Short exercise: Your task is to transcribe the records exactly, skipping every image.

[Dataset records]
━━━━━━━━━━━━━━━━━━━━━━━━━━━━━━

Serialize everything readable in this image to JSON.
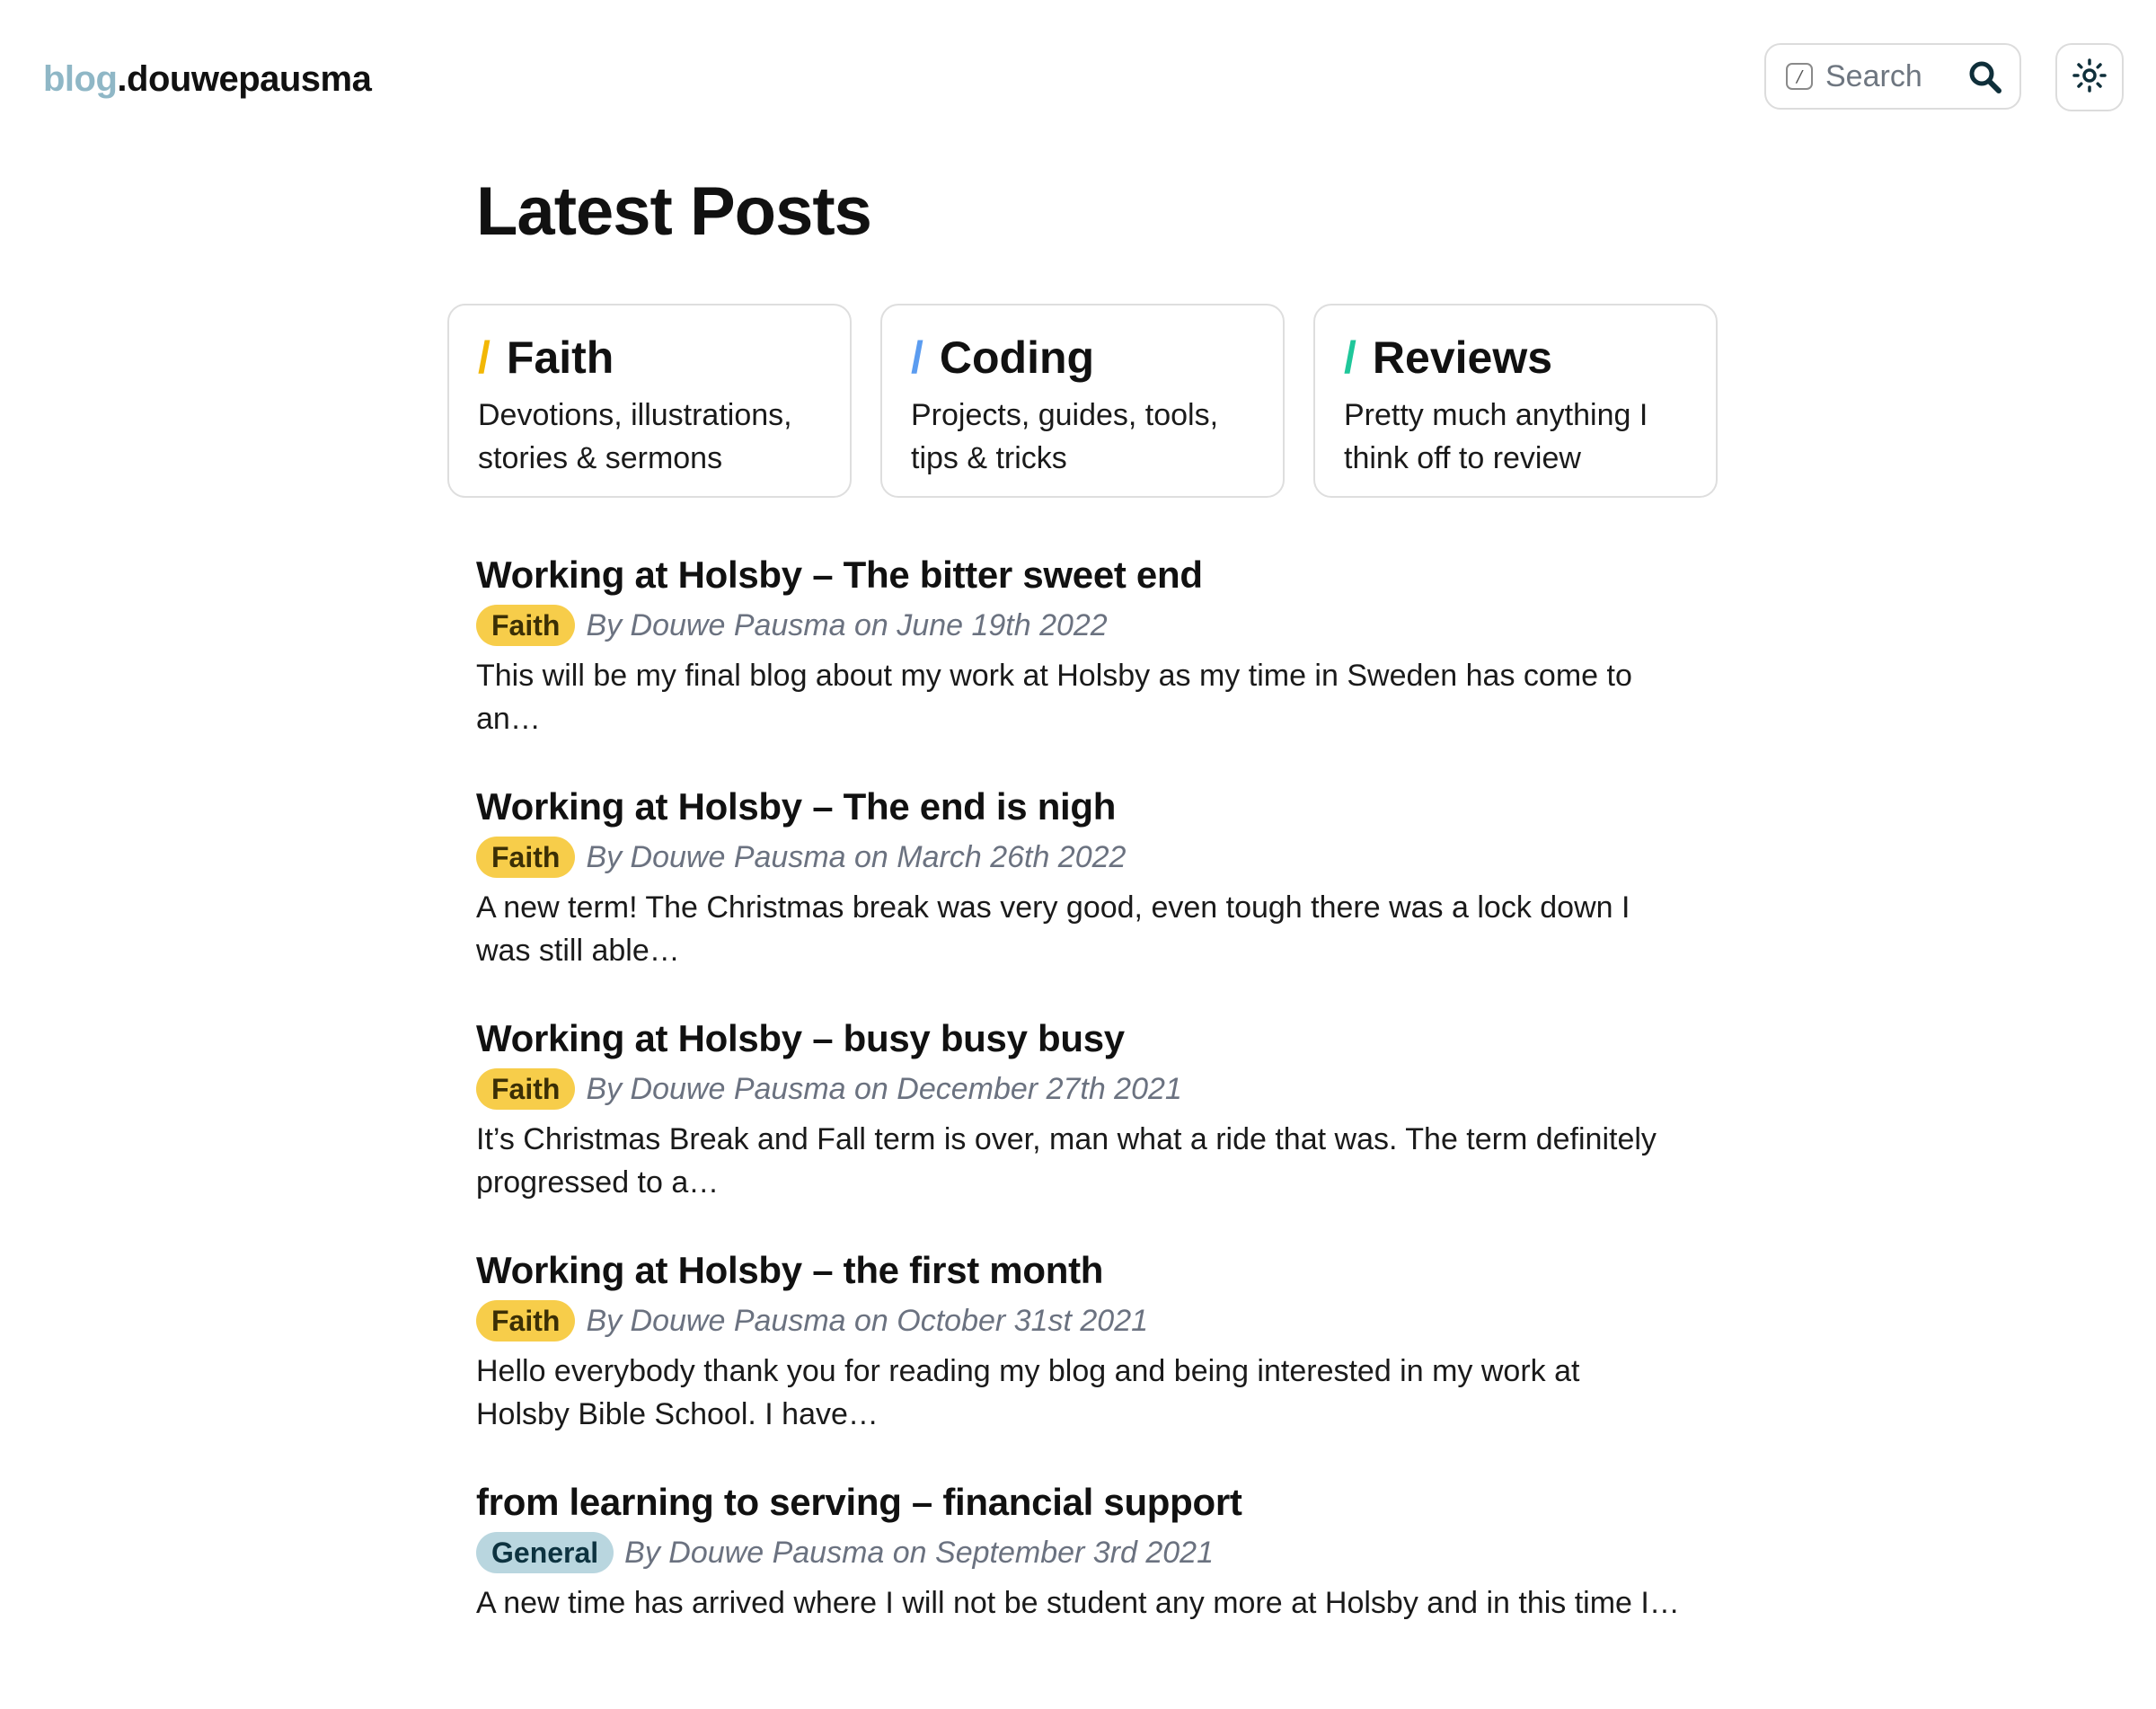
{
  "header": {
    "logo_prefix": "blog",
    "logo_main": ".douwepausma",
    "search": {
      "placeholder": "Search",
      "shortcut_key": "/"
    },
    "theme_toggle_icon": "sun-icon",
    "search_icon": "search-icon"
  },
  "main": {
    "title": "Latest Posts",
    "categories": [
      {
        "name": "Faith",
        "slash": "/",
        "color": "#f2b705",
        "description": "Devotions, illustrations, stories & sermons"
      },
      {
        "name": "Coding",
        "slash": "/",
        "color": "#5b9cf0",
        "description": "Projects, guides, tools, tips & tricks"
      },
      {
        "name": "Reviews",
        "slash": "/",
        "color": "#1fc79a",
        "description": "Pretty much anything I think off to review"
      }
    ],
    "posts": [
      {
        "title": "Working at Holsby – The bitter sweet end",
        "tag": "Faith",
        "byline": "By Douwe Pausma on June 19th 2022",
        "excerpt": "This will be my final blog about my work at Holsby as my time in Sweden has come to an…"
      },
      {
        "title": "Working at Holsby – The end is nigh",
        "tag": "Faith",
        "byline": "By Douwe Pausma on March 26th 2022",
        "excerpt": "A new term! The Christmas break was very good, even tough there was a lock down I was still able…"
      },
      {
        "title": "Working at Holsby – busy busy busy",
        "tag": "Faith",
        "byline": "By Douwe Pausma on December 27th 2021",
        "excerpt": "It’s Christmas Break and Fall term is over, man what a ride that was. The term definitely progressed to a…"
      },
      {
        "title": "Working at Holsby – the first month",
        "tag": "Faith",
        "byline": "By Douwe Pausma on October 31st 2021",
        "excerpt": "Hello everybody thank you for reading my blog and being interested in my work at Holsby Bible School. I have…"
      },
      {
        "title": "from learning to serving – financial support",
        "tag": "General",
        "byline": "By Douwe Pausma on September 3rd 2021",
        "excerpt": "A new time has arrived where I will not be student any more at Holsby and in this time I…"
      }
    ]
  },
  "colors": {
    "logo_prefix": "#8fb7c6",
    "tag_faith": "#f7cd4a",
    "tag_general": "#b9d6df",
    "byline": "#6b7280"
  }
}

━━━━━━━━━━━━━━━━━━━━━━━━━━━━━━

Response to this task:
Serialize everything readable in this image to JSON.
{
  "header": {
    "logo_prefix": "blog",
    "logo_main": ".douwepausma",
    "search": {
      "placeholder": "Search",
      "shortcut_key": "/"
    },
    "theme_toggle_icon": "sun-icon",
    "search_icon": "search-icon"
  },
  "main": {
    "title": "Latest Posts",
    "categories": [
      {
        "name": "Faith",
        "slash": "/",
        "color": "#f2b705",
        "description": "Devotions, illustrations, stories & sermons"
      },
      {
        "name": "Coding",
        "slash": "/",
        "color": "#5b9cf0",
        "description": "Projects, guides, tools, tips & tricks"
      },
      {
        "name": "Reviews",
        "slash": "/",
        "color": "#1fc79a",
        "description": "Pretty much anything I think off to review"
      }
    ],
    "posts": [
      {
        "title": "Working at Holsby – The bitter sweet end",
        "tag": "Faith",
        "byline": "By Douwe Pausma on June 19th 2022",
        "excerpt": "This will be my final blog about my work at Holsby as my time in Sweden has come to an…"
      },
      {
        "title": "Working at Holsby – The end is nigh",
        "tag": "Faith",
        "byline": "By Douwe Pausma on March 26th 2022",
        "excerpt": "A new term! The Christmas break was very good, even tough there was a lock down I was still able…"
      },
      {
        "title": "Working at Holsby – busy busy busy",
        "tag": "Faith",
        "byline": "By Douwe Pausma on December 27th 2021",
        "excerpt": "It’s Christmas Break and Fall term is over, man what a ride that was. The term definitely progressed to a…"
      },
      {
        "title": "Working at Holsby – the first month",
        "tag": "Faith",
        "byline": "By Douwe Pausma on October 31st 2021",
        "excerpt": "Hello everybody thank you for reading my blog and being interested in my work at Holsby Bible School. I have…"
      },
      {
        "title": "from learning to serving – financial support",
        "tag": "General",
        "byline": "By Douwe Pausma on September 3rd 2021",
        "excerpt": "A new time has arrived where I will not be student any more at Holsby and in this time I…"
      }
    ]
  },
  "colors": {
    "logo_prefix": "#8fb7c6",
    "tag_faith": "#f7cd4a",
    "tag_general": "#b9d6df",
    "byline": "#6b7280"
  }
}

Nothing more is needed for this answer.